### [What to produce]
Using the listing below, extract each line that has the word "nicht" in it.

Data items:

________________________

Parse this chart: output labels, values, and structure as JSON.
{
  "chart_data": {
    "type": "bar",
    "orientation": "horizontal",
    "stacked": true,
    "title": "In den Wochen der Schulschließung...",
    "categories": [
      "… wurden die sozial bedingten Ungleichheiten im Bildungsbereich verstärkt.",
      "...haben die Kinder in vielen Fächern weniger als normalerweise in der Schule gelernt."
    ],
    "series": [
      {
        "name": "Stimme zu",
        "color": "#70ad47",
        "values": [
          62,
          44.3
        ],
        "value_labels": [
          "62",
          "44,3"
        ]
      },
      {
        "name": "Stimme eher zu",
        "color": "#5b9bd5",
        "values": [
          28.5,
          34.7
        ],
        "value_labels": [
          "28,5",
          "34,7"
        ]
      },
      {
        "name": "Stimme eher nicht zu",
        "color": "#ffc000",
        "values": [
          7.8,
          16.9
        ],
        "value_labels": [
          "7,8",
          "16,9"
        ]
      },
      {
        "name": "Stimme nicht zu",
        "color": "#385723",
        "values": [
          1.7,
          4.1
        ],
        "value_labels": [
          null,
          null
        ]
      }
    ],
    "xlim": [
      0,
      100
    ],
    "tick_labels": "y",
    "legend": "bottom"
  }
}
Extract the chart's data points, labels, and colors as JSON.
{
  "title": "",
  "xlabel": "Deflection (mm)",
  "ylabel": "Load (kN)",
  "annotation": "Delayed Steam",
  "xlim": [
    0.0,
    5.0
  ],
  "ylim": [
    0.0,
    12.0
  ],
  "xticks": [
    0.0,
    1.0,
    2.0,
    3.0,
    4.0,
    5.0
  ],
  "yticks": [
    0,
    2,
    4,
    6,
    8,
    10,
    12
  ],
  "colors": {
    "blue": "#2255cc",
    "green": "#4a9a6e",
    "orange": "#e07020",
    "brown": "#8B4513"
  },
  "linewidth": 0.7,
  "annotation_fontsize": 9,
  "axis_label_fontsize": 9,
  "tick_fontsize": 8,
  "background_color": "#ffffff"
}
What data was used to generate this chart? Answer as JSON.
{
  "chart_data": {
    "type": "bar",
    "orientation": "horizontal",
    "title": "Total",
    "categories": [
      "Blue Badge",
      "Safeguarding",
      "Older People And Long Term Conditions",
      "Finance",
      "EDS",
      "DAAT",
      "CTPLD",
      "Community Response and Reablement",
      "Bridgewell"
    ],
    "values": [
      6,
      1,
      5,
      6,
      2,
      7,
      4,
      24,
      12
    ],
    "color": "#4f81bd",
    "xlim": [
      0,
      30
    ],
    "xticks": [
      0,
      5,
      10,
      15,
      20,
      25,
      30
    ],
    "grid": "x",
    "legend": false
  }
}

________________________

### [Exercise response]
        "name": "Stimme eher nicht zu",
        "name": "Stimme nicht zu",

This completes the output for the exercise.